# Exercise material

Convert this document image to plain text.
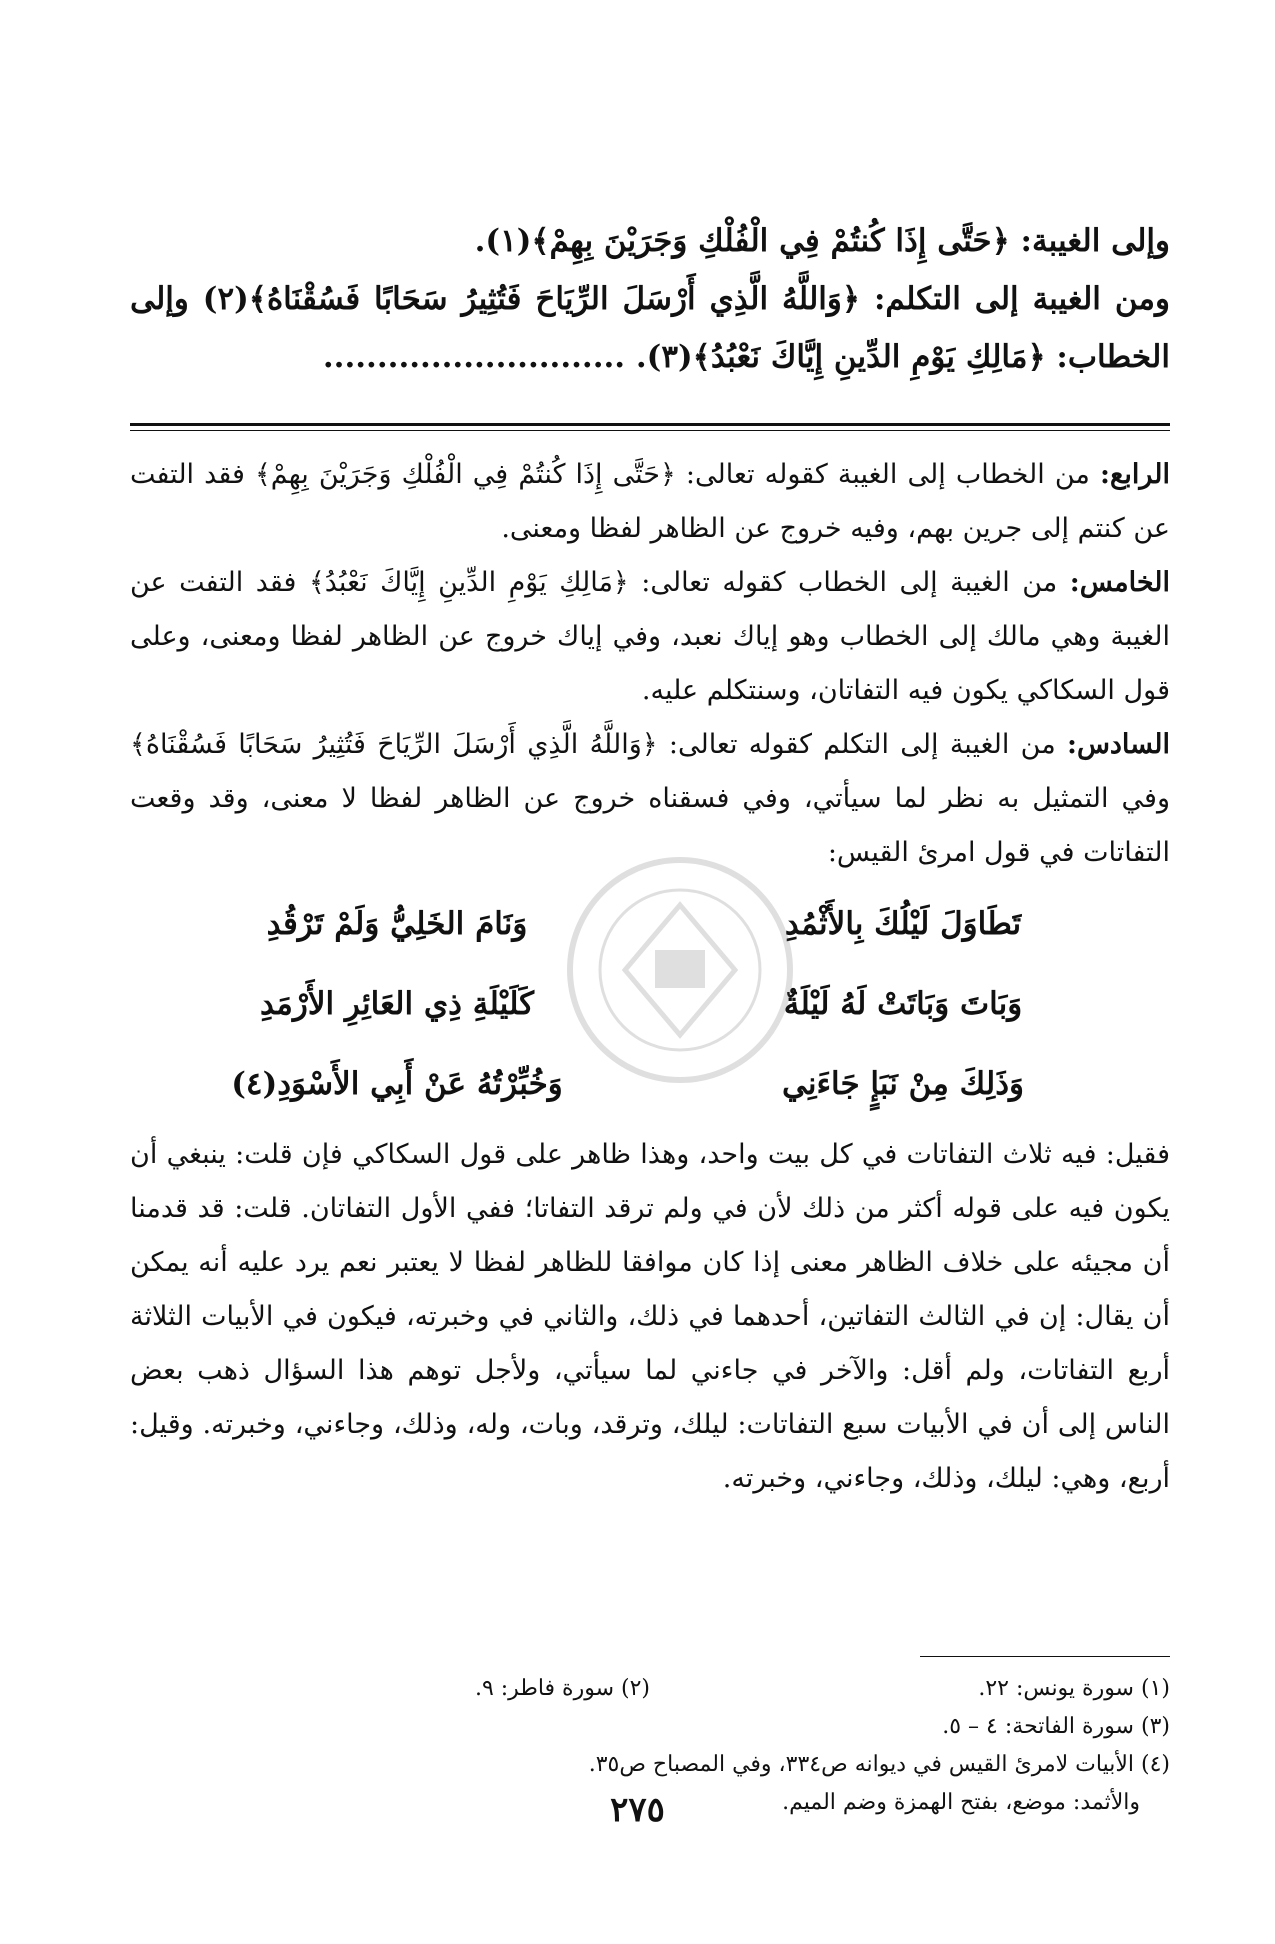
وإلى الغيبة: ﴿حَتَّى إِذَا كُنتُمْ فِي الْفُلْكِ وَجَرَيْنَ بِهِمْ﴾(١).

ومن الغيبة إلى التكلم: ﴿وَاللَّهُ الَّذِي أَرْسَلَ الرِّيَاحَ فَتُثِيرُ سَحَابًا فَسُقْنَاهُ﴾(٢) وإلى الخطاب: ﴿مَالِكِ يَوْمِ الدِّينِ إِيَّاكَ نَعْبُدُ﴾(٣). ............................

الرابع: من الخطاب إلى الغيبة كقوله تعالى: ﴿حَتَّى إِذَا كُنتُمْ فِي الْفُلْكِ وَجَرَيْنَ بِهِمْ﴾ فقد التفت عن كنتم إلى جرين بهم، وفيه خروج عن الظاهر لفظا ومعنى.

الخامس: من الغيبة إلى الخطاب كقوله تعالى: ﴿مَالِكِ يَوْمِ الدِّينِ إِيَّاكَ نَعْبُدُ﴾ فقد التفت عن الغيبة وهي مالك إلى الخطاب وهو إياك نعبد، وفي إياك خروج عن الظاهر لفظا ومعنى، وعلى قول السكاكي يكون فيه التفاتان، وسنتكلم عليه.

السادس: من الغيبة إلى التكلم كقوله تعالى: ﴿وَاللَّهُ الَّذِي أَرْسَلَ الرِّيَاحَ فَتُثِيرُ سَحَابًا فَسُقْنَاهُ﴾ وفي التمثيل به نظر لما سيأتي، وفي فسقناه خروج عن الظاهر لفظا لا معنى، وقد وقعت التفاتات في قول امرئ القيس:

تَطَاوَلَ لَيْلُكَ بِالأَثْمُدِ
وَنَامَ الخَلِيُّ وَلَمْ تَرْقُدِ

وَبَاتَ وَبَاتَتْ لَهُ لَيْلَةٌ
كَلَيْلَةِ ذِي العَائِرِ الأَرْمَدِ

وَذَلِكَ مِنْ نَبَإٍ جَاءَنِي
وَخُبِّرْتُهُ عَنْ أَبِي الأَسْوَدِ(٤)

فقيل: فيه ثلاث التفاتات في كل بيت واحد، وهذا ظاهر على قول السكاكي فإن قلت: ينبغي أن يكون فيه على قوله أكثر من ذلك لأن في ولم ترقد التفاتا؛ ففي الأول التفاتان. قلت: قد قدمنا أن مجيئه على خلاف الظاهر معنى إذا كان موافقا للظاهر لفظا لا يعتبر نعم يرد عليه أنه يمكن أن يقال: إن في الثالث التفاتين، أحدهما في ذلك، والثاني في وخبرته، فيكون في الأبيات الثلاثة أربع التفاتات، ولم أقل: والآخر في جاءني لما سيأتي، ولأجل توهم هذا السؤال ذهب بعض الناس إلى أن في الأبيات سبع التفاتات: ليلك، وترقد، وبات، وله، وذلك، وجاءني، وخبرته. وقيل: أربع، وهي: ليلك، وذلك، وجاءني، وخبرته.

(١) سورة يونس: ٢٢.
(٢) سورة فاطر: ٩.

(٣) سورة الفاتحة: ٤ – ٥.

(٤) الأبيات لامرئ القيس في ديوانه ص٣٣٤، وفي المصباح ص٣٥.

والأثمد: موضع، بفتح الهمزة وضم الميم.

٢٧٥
---
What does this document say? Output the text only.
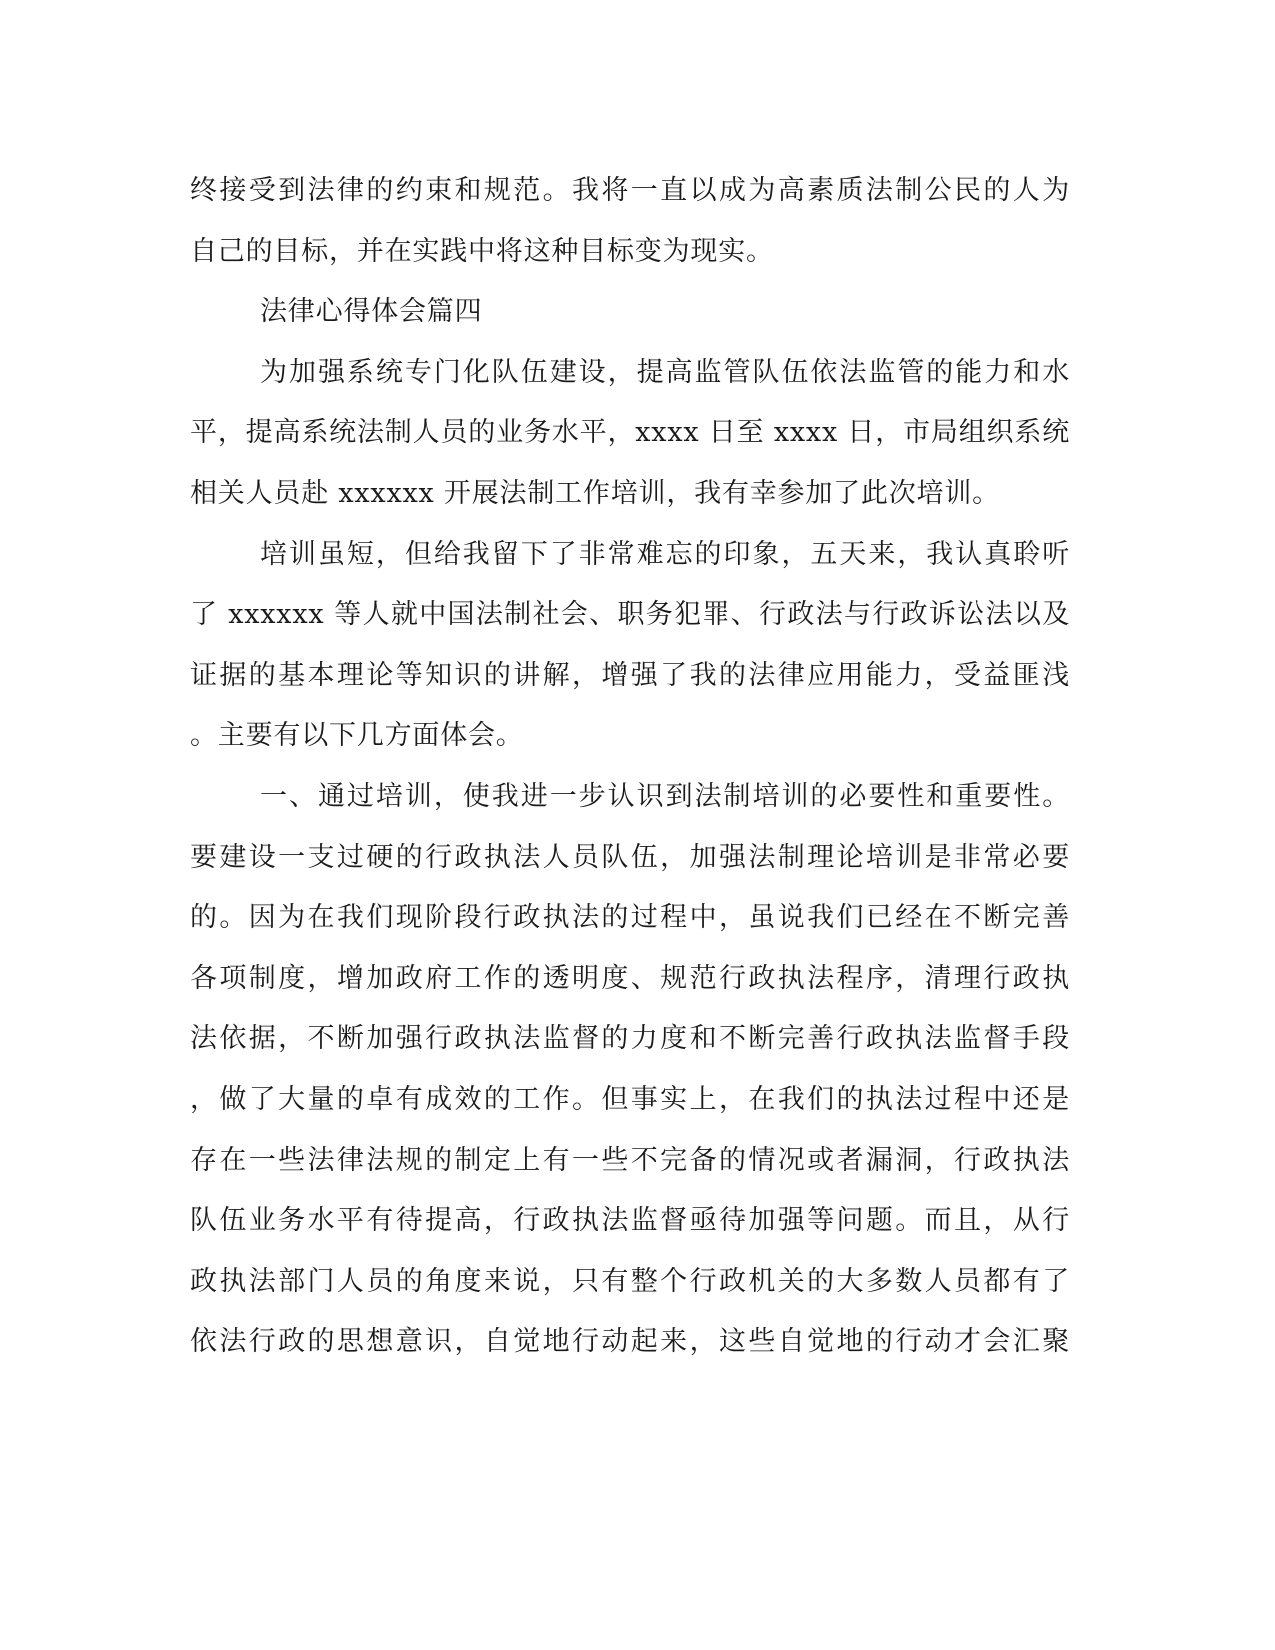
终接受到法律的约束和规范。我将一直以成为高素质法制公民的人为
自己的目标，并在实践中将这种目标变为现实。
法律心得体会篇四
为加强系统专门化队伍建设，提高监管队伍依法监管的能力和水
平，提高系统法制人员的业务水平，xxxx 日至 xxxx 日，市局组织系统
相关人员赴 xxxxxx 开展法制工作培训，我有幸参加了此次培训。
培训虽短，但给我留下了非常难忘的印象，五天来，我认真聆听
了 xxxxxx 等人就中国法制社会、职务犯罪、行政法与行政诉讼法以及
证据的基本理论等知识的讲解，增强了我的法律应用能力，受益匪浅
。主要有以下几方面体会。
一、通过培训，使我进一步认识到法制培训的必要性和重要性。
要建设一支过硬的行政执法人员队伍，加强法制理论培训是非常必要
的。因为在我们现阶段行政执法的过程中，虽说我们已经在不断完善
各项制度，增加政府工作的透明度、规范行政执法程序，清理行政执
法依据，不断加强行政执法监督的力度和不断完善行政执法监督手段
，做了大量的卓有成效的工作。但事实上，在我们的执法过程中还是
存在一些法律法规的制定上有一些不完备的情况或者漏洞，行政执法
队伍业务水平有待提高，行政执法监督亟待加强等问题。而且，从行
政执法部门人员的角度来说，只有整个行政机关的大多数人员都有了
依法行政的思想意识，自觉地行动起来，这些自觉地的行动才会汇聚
* * *
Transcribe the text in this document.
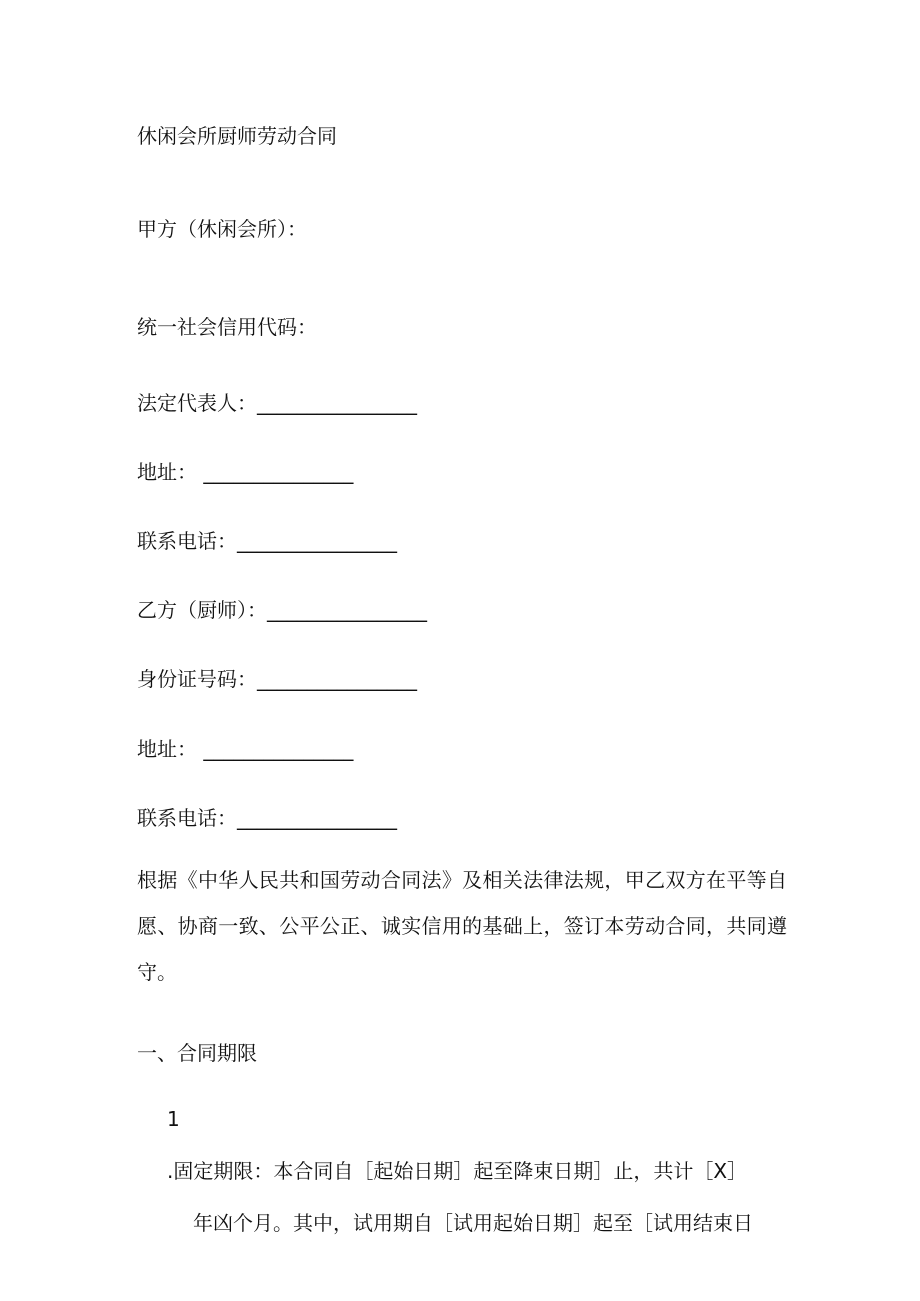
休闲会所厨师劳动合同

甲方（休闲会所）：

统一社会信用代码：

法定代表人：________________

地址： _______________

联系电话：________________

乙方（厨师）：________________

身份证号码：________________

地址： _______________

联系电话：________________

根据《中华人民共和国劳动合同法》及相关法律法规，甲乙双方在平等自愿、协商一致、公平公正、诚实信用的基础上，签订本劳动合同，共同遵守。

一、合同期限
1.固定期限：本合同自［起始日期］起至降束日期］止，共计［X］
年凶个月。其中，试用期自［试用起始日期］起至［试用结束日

# Given request
The lines above form a set of records; determine how many of them contain the string "ومعنى" and give that number alone.

# Answer below
2